Challenge: Please say how many lines of the listing hold "Resultado", with no other words in the answer.
** start of Exercise input **
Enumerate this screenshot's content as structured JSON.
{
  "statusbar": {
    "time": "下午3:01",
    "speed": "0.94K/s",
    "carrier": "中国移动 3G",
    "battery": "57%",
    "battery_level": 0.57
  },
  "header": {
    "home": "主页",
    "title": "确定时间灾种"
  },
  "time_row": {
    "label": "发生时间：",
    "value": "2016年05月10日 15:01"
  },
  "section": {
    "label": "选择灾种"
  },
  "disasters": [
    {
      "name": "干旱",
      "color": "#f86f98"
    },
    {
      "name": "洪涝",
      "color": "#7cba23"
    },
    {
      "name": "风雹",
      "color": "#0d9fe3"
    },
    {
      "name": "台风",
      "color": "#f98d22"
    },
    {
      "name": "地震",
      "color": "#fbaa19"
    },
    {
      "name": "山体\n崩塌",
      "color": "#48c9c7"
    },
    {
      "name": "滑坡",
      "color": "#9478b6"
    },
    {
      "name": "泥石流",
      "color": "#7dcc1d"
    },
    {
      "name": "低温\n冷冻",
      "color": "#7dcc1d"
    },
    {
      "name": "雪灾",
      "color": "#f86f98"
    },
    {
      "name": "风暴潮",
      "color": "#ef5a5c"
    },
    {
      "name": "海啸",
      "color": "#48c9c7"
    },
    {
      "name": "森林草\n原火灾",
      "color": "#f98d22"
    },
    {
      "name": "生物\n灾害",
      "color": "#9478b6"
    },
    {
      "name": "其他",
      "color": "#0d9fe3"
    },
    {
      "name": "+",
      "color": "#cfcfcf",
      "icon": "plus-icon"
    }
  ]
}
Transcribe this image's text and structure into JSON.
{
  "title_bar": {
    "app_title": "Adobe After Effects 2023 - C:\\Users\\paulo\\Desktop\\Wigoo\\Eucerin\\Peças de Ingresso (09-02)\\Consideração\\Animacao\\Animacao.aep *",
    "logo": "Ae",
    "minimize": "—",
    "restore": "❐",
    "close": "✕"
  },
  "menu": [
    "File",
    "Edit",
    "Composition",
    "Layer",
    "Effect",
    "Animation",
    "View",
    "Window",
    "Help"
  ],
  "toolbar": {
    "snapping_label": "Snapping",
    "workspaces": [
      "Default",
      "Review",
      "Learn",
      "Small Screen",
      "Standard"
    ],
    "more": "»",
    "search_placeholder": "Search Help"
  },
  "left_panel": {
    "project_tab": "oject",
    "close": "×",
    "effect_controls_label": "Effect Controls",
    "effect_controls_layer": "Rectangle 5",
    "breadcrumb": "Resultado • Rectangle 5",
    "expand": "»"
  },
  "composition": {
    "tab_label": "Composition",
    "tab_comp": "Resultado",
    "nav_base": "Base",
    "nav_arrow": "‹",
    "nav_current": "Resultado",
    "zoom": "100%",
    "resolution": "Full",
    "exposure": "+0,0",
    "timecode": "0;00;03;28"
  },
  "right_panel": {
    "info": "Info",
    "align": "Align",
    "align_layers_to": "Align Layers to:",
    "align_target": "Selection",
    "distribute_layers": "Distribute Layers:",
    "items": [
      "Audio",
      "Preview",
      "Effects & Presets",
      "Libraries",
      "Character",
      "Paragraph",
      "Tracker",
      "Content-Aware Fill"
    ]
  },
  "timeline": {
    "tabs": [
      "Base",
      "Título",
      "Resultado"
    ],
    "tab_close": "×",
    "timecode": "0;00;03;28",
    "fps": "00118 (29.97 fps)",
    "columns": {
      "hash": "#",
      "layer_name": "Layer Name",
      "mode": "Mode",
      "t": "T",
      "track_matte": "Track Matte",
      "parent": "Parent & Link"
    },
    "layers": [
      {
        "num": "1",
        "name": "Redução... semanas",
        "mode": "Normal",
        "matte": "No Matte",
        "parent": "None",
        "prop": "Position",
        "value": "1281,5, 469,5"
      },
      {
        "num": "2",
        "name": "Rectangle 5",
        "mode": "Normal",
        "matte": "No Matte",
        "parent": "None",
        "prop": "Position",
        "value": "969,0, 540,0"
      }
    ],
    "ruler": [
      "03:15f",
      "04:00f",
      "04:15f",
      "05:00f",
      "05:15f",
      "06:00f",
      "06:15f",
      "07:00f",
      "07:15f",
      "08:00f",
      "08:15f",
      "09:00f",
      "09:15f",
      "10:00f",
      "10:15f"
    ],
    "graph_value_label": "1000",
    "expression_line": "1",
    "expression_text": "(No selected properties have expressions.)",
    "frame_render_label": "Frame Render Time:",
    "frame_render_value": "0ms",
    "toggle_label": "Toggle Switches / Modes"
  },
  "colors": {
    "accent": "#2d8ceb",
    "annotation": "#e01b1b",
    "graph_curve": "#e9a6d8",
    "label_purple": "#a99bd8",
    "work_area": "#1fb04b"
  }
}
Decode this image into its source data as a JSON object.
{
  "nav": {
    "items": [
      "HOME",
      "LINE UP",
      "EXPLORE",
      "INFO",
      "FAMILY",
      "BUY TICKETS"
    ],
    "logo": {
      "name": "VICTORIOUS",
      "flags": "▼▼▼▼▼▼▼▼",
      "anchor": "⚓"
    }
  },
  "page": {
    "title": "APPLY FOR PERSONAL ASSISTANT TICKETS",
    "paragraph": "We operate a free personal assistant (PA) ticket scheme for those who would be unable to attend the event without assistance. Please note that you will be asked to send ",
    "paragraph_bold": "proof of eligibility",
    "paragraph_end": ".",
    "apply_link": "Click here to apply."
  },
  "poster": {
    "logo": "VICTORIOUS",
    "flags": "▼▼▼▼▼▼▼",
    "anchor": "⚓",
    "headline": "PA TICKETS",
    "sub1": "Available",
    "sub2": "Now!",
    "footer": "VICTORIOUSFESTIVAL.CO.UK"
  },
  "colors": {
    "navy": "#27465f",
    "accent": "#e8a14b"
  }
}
** end of Exercise input **
Complete output: 4